* _TASK DETAILS_: Every record must be repeated exactly, with no omission.

#####

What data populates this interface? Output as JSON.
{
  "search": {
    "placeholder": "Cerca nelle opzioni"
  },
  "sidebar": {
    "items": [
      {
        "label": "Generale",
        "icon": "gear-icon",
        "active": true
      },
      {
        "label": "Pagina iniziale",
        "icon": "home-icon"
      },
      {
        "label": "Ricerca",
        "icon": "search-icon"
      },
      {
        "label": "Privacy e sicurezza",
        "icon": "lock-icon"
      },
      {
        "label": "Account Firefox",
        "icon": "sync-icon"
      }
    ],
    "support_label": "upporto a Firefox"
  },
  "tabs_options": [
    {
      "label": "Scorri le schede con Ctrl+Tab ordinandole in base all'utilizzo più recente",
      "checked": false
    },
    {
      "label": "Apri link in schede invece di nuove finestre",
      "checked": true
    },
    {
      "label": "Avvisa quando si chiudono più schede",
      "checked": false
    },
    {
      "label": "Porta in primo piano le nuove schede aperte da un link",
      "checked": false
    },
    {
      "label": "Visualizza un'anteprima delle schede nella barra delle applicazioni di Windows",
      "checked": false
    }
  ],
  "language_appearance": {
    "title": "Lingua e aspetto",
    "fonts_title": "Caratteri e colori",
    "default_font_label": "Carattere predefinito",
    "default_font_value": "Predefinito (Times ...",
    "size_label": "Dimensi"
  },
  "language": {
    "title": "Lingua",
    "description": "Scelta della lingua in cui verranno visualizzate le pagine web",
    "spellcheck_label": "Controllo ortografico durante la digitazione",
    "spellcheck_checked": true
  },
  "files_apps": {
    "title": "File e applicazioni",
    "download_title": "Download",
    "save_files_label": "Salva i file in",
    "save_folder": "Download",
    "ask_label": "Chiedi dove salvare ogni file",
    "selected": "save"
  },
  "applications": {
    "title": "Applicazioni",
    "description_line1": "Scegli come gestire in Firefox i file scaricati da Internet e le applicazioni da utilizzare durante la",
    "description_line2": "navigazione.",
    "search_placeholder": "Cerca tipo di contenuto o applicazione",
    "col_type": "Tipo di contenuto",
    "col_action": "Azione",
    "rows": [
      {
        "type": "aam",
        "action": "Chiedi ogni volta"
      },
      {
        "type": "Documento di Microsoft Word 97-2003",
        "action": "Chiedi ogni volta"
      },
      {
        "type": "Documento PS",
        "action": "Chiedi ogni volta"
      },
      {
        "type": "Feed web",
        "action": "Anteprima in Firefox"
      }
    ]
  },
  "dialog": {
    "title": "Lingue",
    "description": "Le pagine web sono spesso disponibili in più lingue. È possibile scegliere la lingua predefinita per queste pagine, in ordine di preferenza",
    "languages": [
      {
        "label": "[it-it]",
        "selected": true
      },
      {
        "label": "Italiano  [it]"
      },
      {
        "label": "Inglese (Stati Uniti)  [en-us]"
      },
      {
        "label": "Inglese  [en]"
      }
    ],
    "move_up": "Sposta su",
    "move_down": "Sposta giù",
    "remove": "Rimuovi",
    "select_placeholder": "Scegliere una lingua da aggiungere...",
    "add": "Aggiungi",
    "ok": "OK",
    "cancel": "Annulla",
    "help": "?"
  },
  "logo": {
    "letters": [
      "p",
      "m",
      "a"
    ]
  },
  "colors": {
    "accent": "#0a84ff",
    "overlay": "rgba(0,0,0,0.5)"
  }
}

#####

* _COMPLETED TASK_:
What data populates this interface? Output as JSON.
{
  "search": {
    "placeholder": "Cerca nelle opzioni"
  },
  "sidebar": {
    "items": [
      {
        "label": "Generale",
        "icon": "gear-icon",
        "active": true
      },
      {
        "label": "Pagina iniziale",
        "icon": "home-icon"
      },
      {
        "label": "Ricerca",
        "icon": "search-icon"
      },
      {
        "label": "Privacy e sicurezza",
        "icon": "lock-icon"
      },
      {
        "label": "Account Firefox",
        "icon": "sync-icon"
      }
    ],
    "support_label": "upporto a Firefox"
  },
  "tabs_options": [
    {
      "label": "Scorri le schede con Ctrl+Tab ordinandole in base all'utilizzo più recente",
      "checked": false
    },
    {
      "label": "Apri link in schede invece di nuove finestre",
      "checked": true
    },
    {
      "label": "Avvisa quando si chiudono più schede",
      "checked": false
    },
    {
      "label": "Porta in primo piano le nuove schede aperte da un link",
      "checked": false
    },
    {
      "label": "Visualizza un'anteprima delle schede nella barra delle applicazioni di Windows",
      "checked": false
    }
  ],
  "language_appearance": {
    "title": "Lingua e aspetto",
    "fonts_title": "Caratteri e colori",
    "default_font_label": "Carattere predefinito",
    "default_font_value": "Predefinito (Times ...",
    "size_label": "Dimensi"
  },
  "language": {
    "title": "Lingua",
    "description": "Scelta della lingua in cui verranno visualizzate le pagine web",
    "spellcheck_label": "Controllo ortografico durante la digitazione",
    "spellcheck_checked": true
  },
  "files_apps": {
    "title": "File e applicazioni",
    "download_title": "Download",
    "save_files_label": "Salva i file in",
    "save_folder": "Download",
    "ask_label": "Chiedi dove salvare ogni file",
    "selected": "save"
  },
  "applications": {
    "title": "Applicazioni",
    "description_line1": "Scegli come gestire in Firefox i file scaricati da Internet e le applicazioni da utilizzare durante la",
    "description_line2": "navigazione.",
    "search_placeholder": "Cerca tipo di contenuto o applicazione",
    "col_type": "Tipo di contenuto",
    "col_action": "Azione",
    "rows": [
      {
        "type": "aam",
        "action": "Chiedi ogni volta"
      },
      {
        "type": "Documento di Microsoft Word 97-2003",
        "action": "Chiedi ogni volta"
      },
      {
        "type": "Documento PS",
        "action": "Chiedi ogni volta"
      },
      {
        "type": "Feed web",
        "action": "Anteprima in Firefox"
      }
    ]
  },
  "dialog": {
    "title": "Lingue",
    "description": "Le pagine web sono spesso disponibili in più lingue. È possibile scegliere la lingua predefinita per queste pagine, in ordine di preferenza",
    "languages": [
      {
        "label": "[it-it]",
        "selected": true
      },
      {
        "label": "Italiano  [it]"
      },
      {
        "label": "Inglese (Stati Uniti)  [en-us]"
      },
      {
        "label": "Inglese  [en]"
      }
    ],
    "move_up": "Sposta su",
    "move_down": "Sposta giù",
    "remove": "Rimuovi",
    "select_placeholder": "Scegliere una lingua da aggiungere...",
    "add": "Aggiungi",
    "ok": "OK",
    "cancel": "Annulla",
    "help": "?"
  },
  "logo": {
    "letters": [
      "p",
      "m",
      "a"
    ]
  },
  "colors": {
    "accent": "#0a84ff",
    "overlay": "rgba(0,0,0,0.5)"
  }
}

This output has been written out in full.